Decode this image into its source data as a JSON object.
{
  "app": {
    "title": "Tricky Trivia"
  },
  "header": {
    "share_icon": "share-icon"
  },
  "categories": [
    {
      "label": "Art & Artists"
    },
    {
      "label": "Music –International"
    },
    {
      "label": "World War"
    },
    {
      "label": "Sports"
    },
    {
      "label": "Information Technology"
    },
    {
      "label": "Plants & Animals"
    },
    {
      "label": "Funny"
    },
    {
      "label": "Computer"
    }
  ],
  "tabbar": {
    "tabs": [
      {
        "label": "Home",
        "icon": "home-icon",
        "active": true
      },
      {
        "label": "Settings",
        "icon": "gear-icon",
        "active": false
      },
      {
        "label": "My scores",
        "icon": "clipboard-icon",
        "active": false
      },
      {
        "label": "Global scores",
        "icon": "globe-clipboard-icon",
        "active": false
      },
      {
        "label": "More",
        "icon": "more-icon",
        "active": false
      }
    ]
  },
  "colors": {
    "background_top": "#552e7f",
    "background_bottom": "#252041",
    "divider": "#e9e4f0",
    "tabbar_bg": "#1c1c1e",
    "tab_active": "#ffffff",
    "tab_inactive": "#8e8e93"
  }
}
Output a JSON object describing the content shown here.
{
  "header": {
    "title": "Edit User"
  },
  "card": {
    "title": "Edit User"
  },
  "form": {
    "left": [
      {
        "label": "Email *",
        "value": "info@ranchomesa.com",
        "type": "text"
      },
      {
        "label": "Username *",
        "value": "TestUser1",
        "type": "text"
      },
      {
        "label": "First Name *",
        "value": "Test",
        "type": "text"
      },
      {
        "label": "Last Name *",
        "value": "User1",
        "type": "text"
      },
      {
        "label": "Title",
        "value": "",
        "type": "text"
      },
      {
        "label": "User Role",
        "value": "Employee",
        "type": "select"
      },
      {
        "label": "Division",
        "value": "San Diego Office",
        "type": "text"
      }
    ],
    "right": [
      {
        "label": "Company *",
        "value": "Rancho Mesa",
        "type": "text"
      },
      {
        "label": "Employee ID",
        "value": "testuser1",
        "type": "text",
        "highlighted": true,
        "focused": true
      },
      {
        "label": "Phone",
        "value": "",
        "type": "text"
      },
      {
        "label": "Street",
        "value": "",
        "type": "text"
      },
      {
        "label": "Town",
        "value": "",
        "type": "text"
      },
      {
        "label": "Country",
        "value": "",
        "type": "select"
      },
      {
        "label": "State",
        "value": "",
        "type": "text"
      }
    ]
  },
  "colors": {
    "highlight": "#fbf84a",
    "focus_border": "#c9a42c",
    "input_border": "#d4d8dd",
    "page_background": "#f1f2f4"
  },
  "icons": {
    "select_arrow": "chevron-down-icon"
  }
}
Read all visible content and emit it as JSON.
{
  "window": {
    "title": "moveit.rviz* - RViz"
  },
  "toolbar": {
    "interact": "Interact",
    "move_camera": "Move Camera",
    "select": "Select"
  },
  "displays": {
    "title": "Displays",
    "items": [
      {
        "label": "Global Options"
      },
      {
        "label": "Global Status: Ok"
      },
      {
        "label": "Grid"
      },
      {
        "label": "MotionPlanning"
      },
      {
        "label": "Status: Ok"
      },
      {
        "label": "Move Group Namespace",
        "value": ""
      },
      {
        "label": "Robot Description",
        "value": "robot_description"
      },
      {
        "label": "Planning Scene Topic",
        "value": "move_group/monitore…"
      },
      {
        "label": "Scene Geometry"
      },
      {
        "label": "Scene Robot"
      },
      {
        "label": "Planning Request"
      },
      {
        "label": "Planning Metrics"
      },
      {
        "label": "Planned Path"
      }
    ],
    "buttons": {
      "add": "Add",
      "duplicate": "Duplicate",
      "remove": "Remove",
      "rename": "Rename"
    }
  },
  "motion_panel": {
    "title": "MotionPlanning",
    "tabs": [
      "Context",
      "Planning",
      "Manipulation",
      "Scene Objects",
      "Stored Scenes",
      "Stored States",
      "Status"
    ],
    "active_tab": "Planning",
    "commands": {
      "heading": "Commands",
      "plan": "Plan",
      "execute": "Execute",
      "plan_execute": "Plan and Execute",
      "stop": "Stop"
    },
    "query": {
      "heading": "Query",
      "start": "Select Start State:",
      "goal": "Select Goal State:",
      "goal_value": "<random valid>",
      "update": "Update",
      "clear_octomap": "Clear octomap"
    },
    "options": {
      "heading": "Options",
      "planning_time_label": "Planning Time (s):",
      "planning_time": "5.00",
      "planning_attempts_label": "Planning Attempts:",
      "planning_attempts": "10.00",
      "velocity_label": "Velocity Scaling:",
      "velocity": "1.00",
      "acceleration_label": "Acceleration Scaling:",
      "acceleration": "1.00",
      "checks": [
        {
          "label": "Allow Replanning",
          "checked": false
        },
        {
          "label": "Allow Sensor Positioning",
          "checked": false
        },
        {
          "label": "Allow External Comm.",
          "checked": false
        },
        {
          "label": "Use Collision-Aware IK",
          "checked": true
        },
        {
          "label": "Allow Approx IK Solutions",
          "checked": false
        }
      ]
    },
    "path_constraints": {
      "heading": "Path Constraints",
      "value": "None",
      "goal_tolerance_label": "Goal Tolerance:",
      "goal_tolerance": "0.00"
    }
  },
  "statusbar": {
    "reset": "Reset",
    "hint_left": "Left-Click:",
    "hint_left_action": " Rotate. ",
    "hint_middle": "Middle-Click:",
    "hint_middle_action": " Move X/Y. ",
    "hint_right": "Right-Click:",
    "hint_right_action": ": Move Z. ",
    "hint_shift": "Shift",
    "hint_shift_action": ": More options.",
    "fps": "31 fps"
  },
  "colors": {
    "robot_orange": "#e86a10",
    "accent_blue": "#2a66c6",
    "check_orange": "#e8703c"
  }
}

================

### Task prompt
Above are the records; retype every one exactly.

### Worked solution
Decode this image into its source data as a JSON object.
{
  "app": {
    "title": "Tricky Trivia"
  },
  "header": {
    "share_icon": "share-icon"
  },
  "categories": [
    {
      "label": "Art & Artists"
    },
    {
      "label": "Music –International"
    },
    {
      "label": "World War"
    },
    {
      "label": "Sports"
    },
    {
      "label": "Information Technology"
    },
    {
      "label": "Plants & Animals"
    },
    {
      "label": "Funny"
    },
    {
      "label": "Computer"
    }
  ],
  "tabbar": {
    "tabs": [
      {
        "label": "Home",
        "icon": "home-icon",
        "active": true
      },
      {
        "label": "Settings",
        "icon": "gear-icon",
        "active": false
      },
      {
        "label": "My scores",
        "icon": "clipboard-icon",
        "active": false
      },
      {
        "label": "Global scores",
        "icon": "globe-clipboard-icon",
        "active": false
      },
      {
        "label": "More",
        "icon": "more-icon",
        "active": false
      }
    ]
  },
  "colors": {
    "background_top": "#552e7f",
    "background_bottom": "#252041",
    "divider": "#e9e4f0",
    "tabbar_bg": "#1c1c1e",
    "tab_active": "#ffffff",
    "tab_inactive": "#8e8e93"
  }
}
Output a JSON object describing the content shown here.
{
  "header": {
    "title": "Edit User"
  },
  "card": {
    "title": "Edit User"
  },
  "form": {
    "left": [
      {
        "label": "Email *",
        "value": "info@ranchomesa.com",
        "type": "text"
      },
      {
        "label": "Username *",
        "value": "TestUser1",
        "type": "text"
      },
      {
        "label": "First Name *",
        "value": "Test",
        "type": "text"
      },
      {
        "label": "Last Name *",
        "value": "User1",
        "type": "text"
      },
      {
        "label": "Title",
        "value": "",
        "type": "text"
      },
      {
        "label": "User Role",
        "value": "Employee",
        "type": "select"
      },
      {
        "label": "Division",
        "value": "San Diego Office",
        "type": "text"
      }
    ],
    "right": [
      {
        "label": "Company *",
        "value": "Rancho Mesa",
        "type": "text"
      },
      {
        "label": "Employee ID",
        "value": "testuser1",
        "type": "text",
        "highlighted": true,
        "focused": true
      },
      {
        "label": "Phone",
        "value": "",
        "type": "text"
      },
      {
        "label": "Street",
        "value": "",
        "type": "text"
      },
      {
        "label": "Town",
        "value": "",
        "type": "text"
      },
      {
        "label": "Country",
        "value": "",
        "type": "select"
      },
      {
        "label": "State",
        "value": "",
        "type": "text"
      }
    ]
  },
  "colors": {
    "highlight": "#fbf84a",
    "focus_border": "#c9a42c",
    "input_border": "#d4d8dd",
    "page_background": "#f1f2f4"
  },
  "icons": {
    "select_arrow": "chevron-down-icon"
  }
}
Read all visible content and emit it as JSON.
{
  "window": {
    "title": "moveit.rviz* - RViz"
  },
  "toolbar": {
    "interact": "Interact",
    "move_camera": "Move Camera",
    "select": "Select"
  },
  "displays": {
    "title": "Displays",
    "items": [
      {
        "label": "Global Options"
      },
      {
        "label": "Global Status: Ok"
      },
      {
        "label": "Grid"
      },
      {
        "label": "MotionPlanning"
      },
      {
        "label": "Status: Ok"
      },
      {
        "label": "Move Group Namespace",
        "value": ""
      },
      {
        "label": "Robot Description",
        "value": "robot_description"
      },
      {
        "label": "Planning Scene Topic",
        "value": "move_group/monitore…"
      },
      {
        "label": "Scene Geometry"
      },
      {
        "label": "Scene Robot"
      },
      {
        "label": "Planning Request"
      },
      {
        "label": "Planning Metrics"
      },
      {
        "label": "Planned Path"
      }
    ],
    "buttons": {
      "add": "Add",
      "duplicate": "Duplicate",
      "remove": "Remove",
      "rename": "Rename"
    }
  },
  "motion_panel": {
    "title": "MotionPlanning",
    "tabs": [
      "Context",
      "Planning",
      "Manipulation",
      "Scene Objects",
      "Stored Scenes",
      "Stored States",
      "Status"
    ],
    "active_tab": "Planning",
    "commands": {
      "heading": "Commands",
      "plan": "Plan",
      "execute": "Execute",
      "plan_execute": "Plan and Execute",
      "stop": "Stop"
    },
    "query": {
      "heading": "Query",
      "start": "Select Start State:",
      "goal": "Select Goal State:",
      "goal_value": "<random valid>",
      "update": "Update",
      "clear_octomap": "Clear octomap"
    },
    "options": {
      "heading": "Options",
      "planning_time_label": "Planning Time (s):",
      "planning_time": "5.00",
      "planning_attempts_label": "Planning Attempts:",
      "planning_attempts": "10.00",
      "velocity_label": "Velocity Scaling:",
      "velocity": "1.00",
      "acceleration_label": "Acceleration Scaling:",
      "acceleration": "1.00",
      "checks": [
        {
          "label": "Allow Replanning",
          "checked": false
        },
        {
          "label": "Allow Sensor Positioning",
          "checked": false
        },
        {
          "label": "Allow External Comm.",
          "checked": false
        },
        {
          "label": "Use Collision-Aware IK",
          "checked": true
        },
        {
          "label": "Allow Approx IK Solutions",
          "checked": false
        }
      ]
    },
    "path_constraints": {
      "heading": "Path Constraints",
      "value": "None",
      "goal_tolerance_label": "Goal Tolerance:",
      "goal_tolerance": "0.00"
    }
  },
  "statusbar": {
    "reset": "Reset",
    "hint_left": "Left-Click:",
    "hint_left_action": " Rotate. ",
    "hint_middle": "Middle-Click:",
    "hint_middle_action": " Move X/Y. ",
    "hint_right": "Right-Click:",
    "hint_right_action": ": Move Z. ",
    "hint_shift": "Shift",
    "hint_shift_action": ": More options.",
    "fps": "31 fps"
  },
  "colors": {
    "robot_orange": "#e86a10",
    "accent_blue": "#2a66c6",
    "check_orange": "#e8703c"
  }
}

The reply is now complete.